(Problem to work on):
Using the entries below, transcribe exactly the line containing "Read this page and output its text content." and each line that follows it to the end.

Items from a data source

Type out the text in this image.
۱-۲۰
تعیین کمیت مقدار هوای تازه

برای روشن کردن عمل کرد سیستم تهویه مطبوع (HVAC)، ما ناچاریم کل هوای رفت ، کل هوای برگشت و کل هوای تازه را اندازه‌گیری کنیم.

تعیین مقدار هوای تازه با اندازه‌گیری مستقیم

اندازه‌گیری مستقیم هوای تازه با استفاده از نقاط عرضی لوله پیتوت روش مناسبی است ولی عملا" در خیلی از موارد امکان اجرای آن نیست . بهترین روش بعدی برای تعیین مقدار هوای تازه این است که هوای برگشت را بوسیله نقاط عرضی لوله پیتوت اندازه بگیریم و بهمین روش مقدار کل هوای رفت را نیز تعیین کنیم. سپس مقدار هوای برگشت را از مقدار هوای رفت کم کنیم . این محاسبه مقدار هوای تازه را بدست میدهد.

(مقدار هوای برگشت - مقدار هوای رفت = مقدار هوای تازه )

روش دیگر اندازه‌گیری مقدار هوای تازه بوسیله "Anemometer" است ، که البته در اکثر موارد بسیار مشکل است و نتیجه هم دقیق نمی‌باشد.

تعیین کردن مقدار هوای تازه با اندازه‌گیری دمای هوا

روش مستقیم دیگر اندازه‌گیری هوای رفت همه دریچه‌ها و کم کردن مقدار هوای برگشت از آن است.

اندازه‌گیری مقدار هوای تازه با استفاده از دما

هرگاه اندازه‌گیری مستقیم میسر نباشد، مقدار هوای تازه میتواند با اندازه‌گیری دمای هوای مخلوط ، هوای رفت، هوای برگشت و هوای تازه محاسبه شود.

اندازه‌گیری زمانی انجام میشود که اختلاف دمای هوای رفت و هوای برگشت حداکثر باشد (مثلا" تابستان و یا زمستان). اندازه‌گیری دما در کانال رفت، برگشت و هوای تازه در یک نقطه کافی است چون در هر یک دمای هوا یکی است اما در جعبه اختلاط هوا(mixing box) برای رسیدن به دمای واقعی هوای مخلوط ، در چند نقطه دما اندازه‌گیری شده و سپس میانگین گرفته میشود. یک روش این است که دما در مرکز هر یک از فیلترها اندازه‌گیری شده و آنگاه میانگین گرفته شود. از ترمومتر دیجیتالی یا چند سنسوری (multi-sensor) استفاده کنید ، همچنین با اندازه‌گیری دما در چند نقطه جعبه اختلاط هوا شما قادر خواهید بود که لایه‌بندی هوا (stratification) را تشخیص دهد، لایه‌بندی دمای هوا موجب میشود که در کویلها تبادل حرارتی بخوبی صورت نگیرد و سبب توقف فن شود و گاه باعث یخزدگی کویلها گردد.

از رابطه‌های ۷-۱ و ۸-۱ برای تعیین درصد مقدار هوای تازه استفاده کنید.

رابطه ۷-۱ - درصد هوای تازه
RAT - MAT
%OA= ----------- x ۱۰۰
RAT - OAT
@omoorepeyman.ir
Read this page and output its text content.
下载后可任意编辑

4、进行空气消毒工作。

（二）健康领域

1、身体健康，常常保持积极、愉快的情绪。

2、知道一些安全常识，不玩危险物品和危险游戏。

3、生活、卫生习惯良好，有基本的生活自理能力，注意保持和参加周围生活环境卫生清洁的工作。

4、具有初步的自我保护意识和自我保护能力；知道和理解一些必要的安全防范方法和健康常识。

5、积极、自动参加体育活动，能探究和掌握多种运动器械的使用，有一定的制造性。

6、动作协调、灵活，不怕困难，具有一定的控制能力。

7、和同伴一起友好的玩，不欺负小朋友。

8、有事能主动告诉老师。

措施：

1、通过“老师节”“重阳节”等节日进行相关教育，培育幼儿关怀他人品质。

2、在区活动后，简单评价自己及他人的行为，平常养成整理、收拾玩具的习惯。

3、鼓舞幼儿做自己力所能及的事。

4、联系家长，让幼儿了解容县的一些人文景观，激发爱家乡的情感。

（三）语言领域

(Solution to this exercise):
Read this page and output its text content.
下载后可任意编辑

4、进行空气消毒工作。

（二）健康领域

1、身体健康，常常保持积极、愉快的情绪。

2、知道一些安全常识，不玩危险物品和危险游戏。

3、生活、卫生习惯良好，有基本的生活自理能力，注意保持和参加周围生活环境卫生清洁的工作。

4、具有初步的自我保护意识和自我保护能力；知道和理解一些必要的安全防范方法和健康常识。

5、积极、自动参加体育活动，能探究和掌握多种运动器械的使用，有一定的制造性。

6、动作协调、灵活，不怕困难，具有一定的控制能力。

7、和同伴一起友好的玩，不欺负小朋友。

8、有事能主动告诉老师。

措施：

1、通过“老师节”“重阳节”等节日进行相关教育，培育幼儿关怀他人品质。

2、在区活动后，简单评价自己及他人的行为，平常养成整理、收拾玩具的习惯。

3、鼓舞幼儿做自己力所能及的事。

4、联系家长，让幼儿了解容县的一些人文景观，激发爱家乡的情感。

（三）语言领域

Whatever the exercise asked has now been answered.